The data must be returned in full and exactly as given.

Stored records

+--

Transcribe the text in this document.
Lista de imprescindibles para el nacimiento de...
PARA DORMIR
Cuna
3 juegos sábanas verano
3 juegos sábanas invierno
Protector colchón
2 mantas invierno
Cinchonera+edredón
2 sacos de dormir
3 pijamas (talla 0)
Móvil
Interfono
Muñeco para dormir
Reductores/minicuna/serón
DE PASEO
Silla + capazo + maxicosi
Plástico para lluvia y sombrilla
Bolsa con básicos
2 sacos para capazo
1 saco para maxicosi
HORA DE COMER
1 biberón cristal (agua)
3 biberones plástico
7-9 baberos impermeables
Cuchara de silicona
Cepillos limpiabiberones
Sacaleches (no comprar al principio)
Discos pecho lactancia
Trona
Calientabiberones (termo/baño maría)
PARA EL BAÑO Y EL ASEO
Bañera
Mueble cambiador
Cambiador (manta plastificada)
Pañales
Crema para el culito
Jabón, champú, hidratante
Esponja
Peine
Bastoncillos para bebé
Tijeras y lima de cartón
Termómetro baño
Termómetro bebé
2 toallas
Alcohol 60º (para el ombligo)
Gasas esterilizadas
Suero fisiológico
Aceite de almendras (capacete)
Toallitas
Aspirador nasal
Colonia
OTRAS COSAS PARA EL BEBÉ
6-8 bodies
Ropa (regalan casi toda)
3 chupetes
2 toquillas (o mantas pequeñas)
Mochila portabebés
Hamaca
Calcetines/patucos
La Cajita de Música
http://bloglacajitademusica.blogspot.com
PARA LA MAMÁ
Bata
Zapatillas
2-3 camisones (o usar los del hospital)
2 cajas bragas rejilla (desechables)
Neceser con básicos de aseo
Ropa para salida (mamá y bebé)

+--

Exercise answer
Transcribe the text in this document.
Lista de imprescindibles para el nacimiento de...
PARA DORMIR
Cuna
3 juegos sábanas verano
3 juegos sábanas invierno
Protector colchón
2 mantas invierno
Cinchonera+edredón
2 sacos de dormir
3 pijamas (talla 0)
Móvil
Interfono
Muñeco para dormir
Reductores/minicuna/serón
DE PASEO
Silla + capazo + maxicosi
Plástico para lluvia y sombrilla
Bolsa con básicos
2 sacos para capazo
1 saco para maxicosi
HORA DE COMER
1 biberón cristal (agua)
3 biberones plástico
7-9 baberos impermeables
Cuchara de silicona
Cepillos limpiabiberones
Sacaleches (no comprar al principio)
Discos pecho lactancia
Trona
Calientabiberones (termo/baño maría)
PARA EL BAÑO Y EL ASEO
Bañera
Mueble cambiador
Cambiador (manta plastificada)
Pañales
Crema para el culito
Jabón, champú, hidratante
Esponja
Peine
Bastoncillos para bebé
Tijeras y lima de cartón
Termómetro baño
Termómetro bebé
2 toallas
Alcohol 60º (para el ombligo)
Gasas esterilizadas
Suero fisiológico
Aceite de almendras (capacete)
Toallitas
Aspirador nasal
Colonia
OTRAS COSAS PARA EL BEBÉ
6-8 bodies
Ropa (regalan casi toda)
3 chupetes
2 toquillas (o mantas pequeñas)
Mochila portabebés
Hamaca
Calcetines/patucos
La Cajita de Música
http://bloglacajitademusica.blogspot.com
PARA LA MAMÁ
Bata
Zapatillas
2-3 camisones (o usar los del hospital)
2 cajas bragas rejilla (desechables)
Neceser con básicos de aseo
Ropa para salida (mamá y bebé)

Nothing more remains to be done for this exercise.